Implikasi kebijakan publik meliputi:
Merupakan penetapan tindakan pemerintah.
Harus dilaksanakan atau diimplementasikan secara nyata.
Harus memiliki tujuan dan dampak jangka panjang maupun pendek yang matang.
Bertujuan memenuhi kepentingan masyarakat.
Hukum dan kebijakan publik saling terkait. Pembentukan hukum dan formulasi kebijakan publik sama-sama berangkat dari realitas masyarakat dan berakhir pada penetapan solusi. Kebijakan publik membantu memenuhi kebutuhan kemapanan produk hukum. Penerapan hukum sangat bergantung pada kebijakan publik untuk mengaktualisasikan hukum di masyarakat, menerjemahkan langkah-langkah konkret dan efisien. Kebijakan publik tidak boleh bertentangan dengan hukum yang ada, melainkan diharapkan dapat mendukung pelaksanaan hukum secara partisipatif dan memenuhi rasa keadilan.

★ ★ ★ ★ ★ ★ ★

— INSTRUKSI TERTULIS 1 —
Tuliskan kembali bagian teks bacaan yang dimulai dengan "Bertujuan memenuhi kepentingan" dan berlanjut sampai "memenuhi rasa keadilan.", tanpa mengubah satu kata pun.
— INSTRUKSI TERTULIS 2 —
Berdasarkan teks bacaan, jelaskan dalam satu sampai tiga kalimat mengapa penerapan hukum sangat bergantung pada kebijakan publik.
Kumpulan data setelah ini tidak dipakai untuk tugas mana pun.

★ ★ ★ ★ ★ ★ ★

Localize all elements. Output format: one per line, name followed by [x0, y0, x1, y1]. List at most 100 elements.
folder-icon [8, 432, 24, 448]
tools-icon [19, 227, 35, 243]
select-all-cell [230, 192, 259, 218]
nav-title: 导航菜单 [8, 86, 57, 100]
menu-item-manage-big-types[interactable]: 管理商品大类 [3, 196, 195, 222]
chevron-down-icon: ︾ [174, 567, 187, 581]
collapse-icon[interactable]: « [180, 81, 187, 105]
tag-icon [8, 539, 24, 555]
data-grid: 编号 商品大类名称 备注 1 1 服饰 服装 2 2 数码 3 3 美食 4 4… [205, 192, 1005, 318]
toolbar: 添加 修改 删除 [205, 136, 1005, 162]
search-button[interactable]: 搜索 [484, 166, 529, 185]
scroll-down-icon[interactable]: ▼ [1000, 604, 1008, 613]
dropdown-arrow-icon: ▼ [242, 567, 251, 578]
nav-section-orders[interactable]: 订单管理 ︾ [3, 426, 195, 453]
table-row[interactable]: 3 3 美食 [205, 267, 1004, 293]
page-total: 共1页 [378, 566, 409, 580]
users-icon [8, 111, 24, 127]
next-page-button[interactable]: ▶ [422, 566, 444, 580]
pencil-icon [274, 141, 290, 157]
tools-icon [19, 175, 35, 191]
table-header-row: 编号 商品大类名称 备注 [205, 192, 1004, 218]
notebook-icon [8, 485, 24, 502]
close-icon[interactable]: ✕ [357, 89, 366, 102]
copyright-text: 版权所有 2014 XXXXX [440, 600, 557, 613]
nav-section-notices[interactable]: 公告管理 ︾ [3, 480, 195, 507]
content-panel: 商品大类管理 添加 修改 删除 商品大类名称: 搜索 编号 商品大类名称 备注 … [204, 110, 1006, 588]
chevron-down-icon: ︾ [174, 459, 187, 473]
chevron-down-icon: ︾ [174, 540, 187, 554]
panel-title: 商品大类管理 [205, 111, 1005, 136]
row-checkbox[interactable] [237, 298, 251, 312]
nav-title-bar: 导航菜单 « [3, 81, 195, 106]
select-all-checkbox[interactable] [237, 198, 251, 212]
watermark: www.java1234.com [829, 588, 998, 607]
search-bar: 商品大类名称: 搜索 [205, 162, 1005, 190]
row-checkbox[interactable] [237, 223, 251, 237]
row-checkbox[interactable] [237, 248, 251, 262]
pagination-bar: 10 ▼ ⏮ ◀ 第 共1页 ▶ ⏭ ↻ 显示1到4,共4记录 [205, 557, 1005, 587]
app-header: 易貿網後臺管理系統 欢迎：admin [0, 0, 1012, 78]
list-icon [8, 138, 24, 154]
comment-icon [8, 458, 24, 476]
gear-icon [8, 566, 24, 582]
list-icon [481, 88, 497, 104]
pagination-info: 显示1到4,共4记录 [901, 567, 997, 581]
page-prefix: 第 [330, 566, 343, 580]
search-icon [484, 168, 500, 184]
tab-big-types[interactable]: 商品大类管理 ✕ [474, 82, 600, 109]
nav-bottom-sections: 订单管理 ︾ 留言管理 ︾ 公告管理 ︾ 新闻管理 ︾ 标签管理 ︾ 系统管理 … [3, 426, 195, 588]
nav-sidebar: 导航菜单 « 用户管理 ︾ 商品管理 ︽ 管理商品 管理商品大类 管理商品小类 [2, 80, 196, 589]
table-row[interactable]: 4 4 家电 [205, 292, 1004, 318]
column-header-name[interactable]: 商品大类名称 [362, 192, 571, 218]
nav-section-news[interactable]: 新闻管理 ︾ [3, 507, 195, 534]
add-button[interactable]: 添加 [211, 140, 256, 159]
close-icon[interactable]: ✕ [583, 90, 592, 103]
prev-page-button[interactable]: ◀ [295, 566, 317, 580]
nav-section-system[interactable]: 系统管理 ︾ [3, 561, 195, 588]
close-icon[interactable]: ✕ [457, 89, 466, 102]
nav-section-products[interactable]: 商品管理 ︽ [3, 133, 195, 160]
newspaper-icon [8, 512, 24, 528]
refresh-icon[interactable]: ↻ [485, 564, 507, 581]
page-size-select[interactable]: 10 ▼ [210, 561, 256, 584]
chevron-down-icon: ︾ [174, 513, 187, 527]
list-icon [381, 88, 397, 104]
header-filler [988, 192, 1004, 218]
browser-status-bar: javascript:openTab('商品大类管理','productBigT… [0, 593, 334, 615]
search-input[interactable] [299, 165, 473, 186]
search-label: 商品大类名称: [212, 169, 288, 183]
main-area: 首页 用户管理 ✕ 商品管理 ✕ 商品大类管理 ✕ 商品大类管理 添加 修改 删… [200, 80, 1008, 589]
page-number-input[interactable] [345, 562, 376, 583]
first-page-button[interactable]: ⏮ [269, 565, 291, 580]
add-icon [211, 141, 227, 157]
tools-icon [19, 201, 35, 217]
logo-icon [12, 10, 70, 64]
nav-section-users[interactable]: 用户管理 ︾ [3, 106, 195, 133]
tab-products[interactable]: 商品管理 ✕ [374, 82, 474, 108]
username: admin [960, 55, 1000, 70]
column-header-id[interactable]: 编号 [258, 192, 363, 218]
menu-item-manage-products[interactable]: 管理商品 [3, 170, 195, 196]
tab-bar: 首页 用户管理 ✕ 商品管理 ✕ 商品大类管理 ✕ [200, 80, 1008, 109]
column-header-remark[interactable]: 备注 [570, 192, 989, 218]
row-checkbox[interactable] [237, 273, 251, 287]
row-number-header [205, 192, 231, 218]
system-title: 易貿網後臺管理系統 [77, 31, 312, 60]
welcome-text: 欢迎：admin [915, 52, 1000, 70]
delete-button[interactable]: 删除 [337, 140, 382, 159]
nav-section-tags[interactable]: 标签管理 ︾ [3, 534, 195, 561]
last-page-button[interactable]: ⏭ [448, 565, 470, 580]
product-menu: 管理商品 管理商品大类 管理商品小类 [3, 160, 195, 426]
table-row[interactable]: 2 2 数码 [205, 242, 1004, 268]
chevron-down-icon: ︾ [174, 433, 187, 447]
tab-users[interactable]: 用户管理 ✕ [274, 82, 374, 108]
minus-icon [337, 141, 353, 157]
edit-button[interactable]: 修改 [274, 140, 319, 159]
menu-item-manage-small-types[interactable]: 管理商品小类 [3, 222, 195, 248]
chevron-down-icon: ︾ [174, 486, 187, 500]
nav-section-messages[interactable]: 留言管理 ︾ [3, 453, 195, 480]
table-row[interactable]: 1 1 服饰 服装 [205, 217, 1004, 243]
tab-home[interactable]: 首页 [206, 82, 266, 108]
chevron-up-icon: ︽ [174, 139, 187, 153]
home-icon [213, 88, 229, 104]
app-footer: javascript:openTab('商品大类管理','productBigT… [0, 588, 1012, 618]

★ ★ ★ ★ ★ ★ ★

— HASIL LATIHAN 1 —
Bertujuan memenuhi kepentingan masyarakat.
Hukum dan kebijakan publik saling terkait. Pembentukan hukum dan formulasi kebijakan publik sama-sama berangkat dari realitas masyarakat dan berakhir pada penetapan solusi. Kebijakan publik membantu memenuhi kebutuhan kemapanan produk hukum. Penerapan hukum sangat bergantung pada kebijakan publik untuk mengaktualisasikan hukum di masyarakat, menerjemahkan langkah-langkah konkret dan efisien. Kebijakan publik tidak boleh bertentangan dengan hukum yang ada, melainkan diharapkan dapat mendukung pelaksanaan hukum secara partisipatif dan memenuhi rasa keadilan.

— HASIL LATIHAN 2 —
Penerapan hukum bergantung pada kebijakan publik karena kebijakan publik diperlukan untuk mengaktualisasikan hukum di masyarakat. Kebijakan publik menerjemahkan hukum ke dalam langkah-langkah yang konkret dan efisien.